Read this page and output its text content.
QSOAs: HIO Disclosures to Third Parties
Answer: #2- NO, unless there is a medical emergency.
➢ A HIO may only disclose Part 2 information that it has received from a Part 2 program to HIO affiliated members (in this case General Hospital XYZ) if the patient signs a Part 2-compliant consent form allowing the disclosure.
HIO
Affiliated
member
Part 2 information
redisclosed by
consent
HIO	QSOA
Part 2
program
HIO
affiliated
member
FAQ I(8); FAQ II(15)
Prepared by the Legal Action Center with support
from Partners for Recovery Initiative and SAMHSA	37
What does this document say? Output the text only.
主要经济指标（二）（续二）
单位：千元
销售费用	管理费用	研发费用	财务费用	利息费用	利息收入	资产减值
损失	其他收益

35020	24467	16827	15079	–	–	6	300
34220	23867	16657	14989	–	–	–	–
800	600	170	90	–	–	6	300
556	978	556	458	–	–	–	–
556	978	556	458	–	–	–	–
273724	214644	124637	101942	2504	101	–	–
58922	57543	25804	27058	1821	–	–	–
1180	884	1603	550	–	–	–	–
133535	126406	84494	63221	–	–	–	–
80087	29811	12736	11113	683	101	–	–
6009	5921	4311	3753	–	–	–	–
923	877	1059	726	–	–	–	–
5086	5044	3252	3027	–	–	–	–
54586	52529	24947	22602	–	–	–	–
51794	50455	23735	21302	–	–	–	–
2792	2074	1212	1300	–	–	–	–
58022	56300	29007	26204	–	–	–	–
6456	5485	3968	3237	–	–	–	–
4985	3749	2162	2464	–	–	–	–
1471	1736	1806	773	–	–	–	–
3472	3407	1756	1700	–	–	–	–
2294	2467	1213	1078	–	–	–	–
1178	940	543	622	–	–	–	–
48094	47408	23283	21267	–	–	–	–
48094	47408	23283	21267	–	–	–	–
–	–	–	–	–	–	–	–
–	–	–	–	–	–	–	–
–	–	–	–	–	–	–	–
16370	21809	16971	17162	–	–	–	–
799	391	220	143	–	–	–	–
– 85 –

Problem to work on: Extract, word for word, each line of the listing above.

Finished task:
Read this page and output its text content.
QSOAs: HIO Disclosures to Third Parties
Answer: #2- NO, unless there is a medical emergency.
➢ A HIO may only disclose Part 2 information that it has received from a Part 2 program to HIO affiliated members (in this case General Hospital XYZ) if the patient signs a Part 2-compliant consent form allowing the disclosure.
HIO
Affiliated
member
Part 2 information
redisclosed by
consent
HIO	QSOA
Part 2
program
HIO
affiliated
member
FAQ I(8); FAQ II(15)
Prepared by the Legal Action Center with support
from Partners for Recovery Initiative and SAMHSA	37
What does this document say? Output the text only.
主要经济指标（二）（续二）
单位：千元
销售费用	管理费用	研发费用	财务费用	利息费用	利息收入	资产减值
损失	其他收益

35020	24467	16827	15079	–	–	6	300
34220	23867	16657	14989	–	–	–	–
800	600	170	90	–	–	6	300
556	978	556	458	–	–	–	–
556	978	556	458	–	–	–	–
273724	214644	124637	101942	2504	101	–	–
58922	57543	25804	27058	1821	–	–	–
1180	884	1603	550	–	–	–	–
133535	126406	84494	63221	–	–	–	–
80087	29811	12736	11113	683	101	–	–
6009	5921	4311	3753	–	–	–	–
923	877	1059	726	–	–	–	–
5086	5044	3252	3027	–	–	–	–
54586	52529	24947	22602	–	–	–	–
51794	50455	23735	21302	–	–	–	–
2792	2074	1212	1300	–	–	–	–
58022	56300	29007	26204	–	–	–	–
6456	5485	3968	3237	–	–	–	–
4985	3749	2162	2464	–	–	–	–
1471	1736	1806	773	–	–	–	–
3472	3407	1756	1700	–	–	–	–
2294	2467	1213	1078	–	–	–	–
1178	940	543	622	–	–	–	–
48094	47408	23283	21267	–	–	–	–
48094	47408	23283	21267	–	–	–	–
–	–	–	–	–	–	–	–
–	–	–	–	–	–	–	–
–	–	–	–	–	–	–	–
16370	21809	16971	17162	–	–	–	–
799	391	220	143	–	–	–	–
– 85 –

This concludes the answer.